§ **Written task**
Note each line that includes the word "subtitle". Copy those lines.

-- START Material to process --

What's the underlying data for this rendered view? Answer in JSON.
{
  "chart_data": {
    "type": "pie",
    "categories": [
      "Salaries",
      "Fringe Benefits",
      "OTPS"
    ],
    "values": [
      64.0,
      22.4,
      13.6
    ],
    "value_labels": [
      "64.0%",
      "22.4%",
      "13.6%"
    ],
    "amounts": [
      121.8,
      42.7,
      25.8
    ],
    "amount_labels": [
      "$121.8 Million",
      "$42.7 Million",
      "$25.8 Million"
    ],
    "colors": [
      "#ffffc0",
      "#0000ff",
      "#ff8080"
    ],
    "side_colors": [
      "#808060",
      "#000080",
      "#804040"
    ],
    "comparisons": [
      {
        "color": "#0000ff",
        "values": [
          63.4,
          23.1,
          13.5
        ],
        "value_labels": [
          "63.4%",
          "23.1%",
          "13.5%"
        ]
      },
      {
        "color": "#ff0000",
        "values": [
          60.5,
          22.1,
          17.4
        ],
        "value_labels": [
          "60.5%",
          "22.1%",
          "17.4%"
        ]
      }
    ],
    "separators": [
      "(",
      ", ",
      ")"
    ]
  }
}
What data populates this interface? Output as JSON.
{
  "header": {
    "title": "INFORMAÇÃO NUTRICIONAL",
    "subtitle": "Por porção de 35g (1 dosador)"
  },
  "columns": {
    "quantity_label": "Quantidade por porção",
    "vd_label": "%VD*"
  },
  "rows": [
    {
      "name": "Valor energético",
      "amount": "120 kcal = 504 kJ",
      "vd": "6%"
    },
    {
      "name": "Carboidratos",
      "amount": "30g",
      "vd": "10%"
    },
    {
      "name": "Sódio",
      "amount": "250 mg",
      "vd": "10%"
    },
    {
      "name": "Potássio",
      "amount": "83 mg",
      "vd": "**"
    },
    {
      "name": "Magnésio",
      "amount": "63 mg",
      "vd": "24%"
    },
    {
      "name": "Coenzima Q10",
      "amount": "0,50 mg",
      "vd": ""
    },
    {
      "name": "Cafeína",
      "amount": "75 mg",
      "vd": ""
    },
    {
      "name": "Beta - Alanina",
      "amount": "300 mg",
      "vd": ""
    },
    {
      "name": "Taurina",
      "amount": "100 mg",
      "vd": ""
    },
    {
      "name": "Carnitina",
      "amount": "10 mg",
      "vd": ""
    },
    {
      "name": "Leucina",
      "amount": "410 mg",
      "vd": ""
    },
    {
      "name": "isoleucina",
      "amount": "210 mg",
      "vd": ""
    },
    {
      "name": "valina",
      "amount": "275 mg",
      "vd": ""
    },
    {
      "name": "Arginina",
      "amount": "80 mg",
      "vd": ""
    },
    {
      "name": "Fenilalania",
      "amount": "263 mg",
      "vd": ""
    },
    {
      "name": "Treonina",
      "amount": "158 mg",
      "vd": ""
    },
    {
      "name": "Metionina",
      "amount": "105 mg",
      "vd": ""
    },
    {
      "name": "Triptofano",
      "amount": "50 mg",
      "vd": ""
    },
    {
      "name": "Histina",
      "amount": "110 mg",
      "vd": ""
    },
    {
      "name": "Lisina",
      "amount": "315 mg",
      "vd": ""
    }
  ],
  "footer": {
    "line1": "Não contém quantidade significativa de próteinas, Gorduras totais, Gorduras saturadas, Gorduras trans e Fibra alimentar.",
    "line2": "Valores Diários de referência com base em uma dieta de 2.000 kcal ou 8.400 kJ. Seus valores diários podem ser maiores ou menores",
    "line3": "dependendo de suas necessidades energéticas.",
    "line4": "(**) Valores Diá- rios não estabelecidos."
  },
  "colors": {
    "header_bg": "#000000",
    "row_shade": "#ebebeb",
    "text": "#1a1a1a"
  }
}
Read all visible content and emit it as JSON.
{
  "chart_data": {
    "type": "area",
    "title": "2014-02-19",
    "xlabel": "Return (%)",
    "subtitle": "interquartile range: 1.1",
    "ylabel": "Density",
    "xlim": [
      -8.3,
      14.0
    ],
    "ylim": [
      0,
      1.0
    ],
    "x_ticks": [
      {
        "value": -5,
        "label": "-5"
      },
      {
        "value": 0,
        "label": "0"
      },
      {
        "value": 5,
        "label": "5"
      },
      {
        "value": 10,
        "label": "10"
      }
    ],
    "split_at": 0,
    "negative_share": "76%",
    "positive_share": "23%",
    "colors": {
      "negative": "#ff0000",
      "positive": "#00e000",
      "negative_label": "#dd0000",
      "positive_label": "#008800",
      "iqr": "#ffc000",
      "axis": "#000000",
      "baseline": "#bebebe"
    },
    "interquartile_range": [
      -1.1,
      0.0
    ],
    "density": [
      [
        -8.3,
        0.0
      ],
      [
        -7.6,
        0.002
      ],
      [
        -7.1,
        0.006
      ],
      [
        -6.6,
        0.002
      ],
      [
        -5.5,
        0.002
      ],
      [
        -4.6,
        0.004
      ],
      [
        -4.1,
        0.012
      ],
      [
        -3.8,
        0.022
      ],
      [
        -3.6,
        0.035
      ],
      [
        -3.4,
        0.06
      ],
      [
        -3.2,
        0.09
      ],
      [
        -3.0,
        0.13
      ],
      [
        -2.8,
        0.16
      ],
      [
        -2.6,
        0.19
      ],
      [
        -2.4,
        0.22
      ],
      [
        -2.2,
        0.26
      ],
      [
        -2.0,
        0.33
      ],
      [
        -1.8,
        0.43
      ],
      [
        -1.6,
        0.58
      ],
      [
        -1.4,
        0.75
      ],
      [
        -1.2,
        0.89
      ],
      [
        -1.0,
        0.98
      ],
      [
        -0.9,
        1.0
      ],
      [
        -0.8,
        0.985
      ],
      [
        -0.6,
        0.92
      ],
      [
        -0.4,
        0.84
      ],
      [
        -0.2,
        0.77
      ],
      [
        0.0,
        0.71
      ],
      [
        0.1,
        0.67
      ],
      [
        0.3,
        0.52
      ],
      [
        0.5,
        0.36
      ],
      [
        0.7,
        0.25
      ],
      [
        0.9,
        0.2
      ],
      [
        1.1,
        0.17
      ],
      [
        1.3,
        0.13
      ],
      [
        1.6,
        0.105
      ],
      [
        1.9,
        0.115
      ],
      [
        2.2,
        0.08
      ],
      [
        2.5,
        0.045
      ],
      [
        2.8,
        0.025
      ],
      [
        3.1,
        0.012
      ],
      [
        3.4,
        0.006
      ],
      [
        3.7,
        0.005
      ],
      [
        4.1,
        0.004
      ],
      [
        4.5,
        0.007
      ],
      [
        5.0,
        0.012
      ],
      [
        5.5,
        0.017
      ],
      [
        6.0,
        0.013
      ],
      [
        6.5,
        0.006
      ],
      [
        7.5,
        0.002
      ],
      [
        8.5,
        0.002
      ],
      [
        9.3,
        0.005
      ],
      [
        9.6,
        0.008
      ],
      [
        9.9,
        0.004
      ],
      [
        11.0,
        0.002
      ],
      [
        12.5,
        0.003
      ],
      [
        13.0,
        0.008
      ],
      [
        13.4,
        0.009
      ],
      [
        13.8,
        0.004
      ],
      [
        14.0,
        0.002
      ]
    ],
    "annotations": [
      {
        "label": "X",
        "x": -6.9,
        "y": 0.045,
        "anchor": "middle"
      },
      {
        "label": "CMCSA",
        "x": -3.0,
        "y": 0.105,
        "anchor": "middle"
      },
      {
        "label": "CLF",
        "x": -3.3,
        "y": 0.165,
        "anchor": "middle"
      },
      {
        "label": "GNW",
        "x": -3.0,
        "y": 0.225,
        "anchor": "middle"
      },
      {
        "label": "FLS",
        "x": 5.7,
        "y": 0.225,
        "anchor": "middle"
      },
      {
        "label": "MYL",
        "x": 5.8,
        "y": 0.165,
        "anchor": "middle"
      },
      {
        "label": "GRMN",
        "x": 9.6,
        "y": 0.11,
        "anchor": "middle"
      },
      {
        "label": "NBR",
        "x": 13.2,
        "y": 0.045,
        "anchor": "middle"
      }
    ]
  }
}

-- END Material to process --

§ **Output below**
    "subtitle": "Por porção de 35g (1 dosador)"
    "subtitle": "interquartile range: 1.1",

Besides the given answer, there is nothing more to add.